• EXERCISE DETAILS:
Write out each line of the material again, word for word.

● ● ● ● ●

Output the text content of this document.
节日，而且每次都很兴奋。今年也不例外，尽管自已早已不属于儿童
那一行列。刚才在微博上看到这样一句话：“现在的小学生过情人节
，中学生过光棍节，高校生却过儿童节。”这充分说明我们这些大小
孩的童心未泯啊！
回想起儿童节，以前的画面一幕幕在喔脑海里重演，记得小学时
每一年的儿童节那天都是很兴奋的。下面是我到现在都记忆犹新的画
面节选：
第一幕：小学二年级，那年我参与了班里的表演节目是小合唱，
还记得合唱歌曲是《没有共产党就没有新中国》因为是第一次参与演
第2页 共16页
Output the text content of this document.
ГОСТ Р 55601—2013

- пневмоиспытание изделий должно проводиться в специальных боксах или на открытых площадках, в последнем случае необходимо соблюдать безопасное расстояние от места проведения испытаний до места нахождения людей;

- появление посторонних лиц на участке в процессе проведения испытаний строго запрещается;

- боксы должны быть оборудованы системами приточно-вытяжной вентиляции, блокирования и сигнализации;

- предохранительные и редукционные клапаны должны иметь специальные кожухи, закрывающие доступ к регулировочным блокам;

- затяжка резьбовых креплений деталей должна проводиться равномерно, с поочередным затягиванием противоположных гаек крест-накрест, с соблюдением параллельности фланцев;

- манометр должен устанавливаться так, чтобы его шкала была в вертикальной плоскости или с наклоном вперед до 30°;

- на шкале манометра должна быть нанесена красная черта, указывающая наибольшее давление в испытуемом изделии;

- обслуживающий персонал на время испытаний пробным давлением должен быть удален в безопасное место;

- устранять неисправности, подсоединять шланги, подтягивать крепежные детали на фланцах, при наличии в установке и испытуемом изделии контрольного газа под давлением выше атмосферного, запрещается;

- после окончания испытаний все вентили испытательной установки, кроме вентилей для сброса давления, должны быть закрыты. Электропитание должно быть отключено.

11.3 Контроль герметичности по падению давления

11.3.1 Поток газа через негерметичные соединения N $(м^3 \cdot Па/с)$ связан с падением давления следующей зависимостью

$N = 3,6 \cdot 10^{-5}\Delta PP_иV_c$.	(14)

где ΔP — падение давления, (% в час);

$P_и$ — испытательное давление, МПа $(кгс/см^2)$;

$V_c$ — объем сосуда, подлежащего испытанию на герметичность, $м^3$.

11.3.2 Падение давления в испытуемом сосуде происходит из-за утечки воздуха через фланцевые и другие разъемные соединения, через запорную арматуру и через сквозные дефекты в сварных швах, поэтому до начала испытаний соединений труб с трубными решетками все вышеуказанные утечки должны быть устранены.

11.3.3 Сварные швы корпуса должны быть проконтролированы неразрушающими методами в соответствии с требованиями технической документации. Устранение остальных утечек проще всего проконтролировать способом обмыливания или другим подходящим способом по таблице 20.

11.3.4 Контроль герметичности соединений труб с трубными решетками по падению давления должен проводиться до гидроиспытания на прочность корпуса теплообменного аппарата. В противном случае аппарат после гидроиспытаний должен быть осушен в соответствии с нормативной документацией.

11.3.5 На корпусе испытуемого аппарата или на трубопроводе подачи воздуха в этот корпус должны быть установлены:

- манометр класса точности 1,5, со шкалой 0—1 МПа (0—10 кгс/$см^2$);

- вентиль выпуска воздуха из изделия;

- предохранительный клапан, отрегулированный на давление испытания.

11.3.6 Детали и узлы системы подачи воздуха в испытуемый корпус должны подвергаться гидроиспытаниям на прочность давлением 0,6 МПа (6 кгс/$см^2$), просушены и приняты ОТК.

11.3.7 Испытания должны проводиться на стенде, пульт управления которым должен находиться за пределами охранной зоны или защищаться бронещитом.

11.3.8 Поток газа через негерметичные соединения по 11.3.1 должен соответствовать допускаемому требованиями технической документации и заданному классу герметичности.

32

● ● ● ● ●

• ANSWER TO THE PROBLEM:
Output the text content of this document.
节日，而且每次都很兴奋。今年也不例外，尽管自已早已不属于儿童
那一行列。刚才在微博上看到这样一句话：“现在的小学生过情人节
，中学生过光棍节，高校生却过儿童节。”这充分说明我们这些大小
孩的童心未泯啊！
回想起儿童节，以前的画面一幕幕在喔脑海里重演，记得小学时
每一年的儿童节那天都是很兴奋的。下面是我到现在都记忆犹新的画
面节选：
第一幕：小学二年级，那年我参与了班里的表演节目是小合唱，
还记得合唱歌曲是《没有共产党就没有新中国》因为是第一次参与演
第2页 共16页
Output the text content of this document.
ГОСТ Р 55601—2013

- пневмоиспытание изделий должно проводиться в специальных боксах или на открытых площадках, в последнем случае необходимо соблюдать безопасное расстояние от места проведения испытаний до места нахождения людей;

- появление посторонних лиц на участке в процессе проведения испытаний строго запрещается;

- боксы должны быть оборудованы системами приточно-вытяжной вентиляции, блокирования и сигнализации;

- предохранительные и редукционные клапаны должны иметь специальные кожухи, закрывающие доступ к регулировочным блокам;

- затяжка резьбовых креплений деталей должна проводиться равномерно, с поочередным затягиванием противоположных гаек крест-накрест, с соблюдением параллельности фланцев;

- манометр должен устанавливаться так, чтобы его шкала была в вертикальной плоскости или с наклоном вперед до 30°;

- на шкале манометра должна быть нанесена красная черта, указывающая наибольшее давление в испытуемом изделии;

- обслуживающий персонал на время испытаний пробным давлением должен быть удален в безопасное место;

- устранять неисправности, подсоединять шланги, подтягивать крепежные детали на фланцах, при наличии в установке и испытуемом изделии контрольного газа под давлением выше атмосферного, запрещается;

- после окончания испытаний все вентили испытательной установки, кроме вентилей для сброса давления, должны быть закрыты. Электропитание должно быть отключено.

11.3 Контроль герметичности по падению давления

11.3.1 Поток газа через негерметичные соединения N $(м^3 \cdot Па/с)$ связан с падением давления следующей зависимостью

$N = 3,6 \cdot 10^{-5}\Delta PP_иV_c$.	(14)

где ΔP — падение давления, (% в час);

$P_и$ — испытательное давление, МПа $(кгс/см^2)$;

$V_c$ — объем сосуда, подлежащего испытанию на герметичность, $м^3$.

11.3.2 Падение давления в испытуемом сосуде происходит из-за утечки воздуха через фланцевые и другие разъемные соединения, через запорную арматуру и через сквозные дефекты в сварных швах, поэтому до начала испытаний соединений труб с трубными решетками все вышеуказанные утечки должны быть устранены.

11.3.3 Сварные швы корпуса должны быть проконтролированы неразрушающими методами в соответствии с требованиями технической документации. Устранение остальных утечек проще всего проконтролировать способом обмыливания или другим подходящим способом по таблице 20.

11.3.4 Контроль герметичности соединений труб с трубными решетками по падению давления должен проводиться до гидроиспытания на прочность корпуса теплообменного аппарата. В противном случае аппарат после гидроиспытаний должен быть осушен в соответствии с нормативной документацией.

11.3.5 На корпусе испытуемого аппарата или на трубопроводе подачи воздуха в этот корпус должны быть установлены:

- манометр класса точности 1,5, со шкалой 0—1 МПа (0—10 кгс/$см^2$);

- вентиль выпуска воздуха из изделия;

- предохранительный клапан, отрегулированный на давление испытания.

11.3.6 Детали и узлы системы подачи воздуха в испытуемый корпус должны подвергаться гидроиспытаниям на прочность давлением 0,6 МПа (6 кгс/$см^2$), просушены и приняты ОТК.

11.3.7 Испытания должны проводиться на стенде, пульт управления которым должен находиться за пределами охранной зоны или защищаться бронещитом.

11.3.8 Поток газа через негерметичные соединения по 11.3.1 должен соответствовать допускаемому требованиями технической документации и заданному классу герметичности.

32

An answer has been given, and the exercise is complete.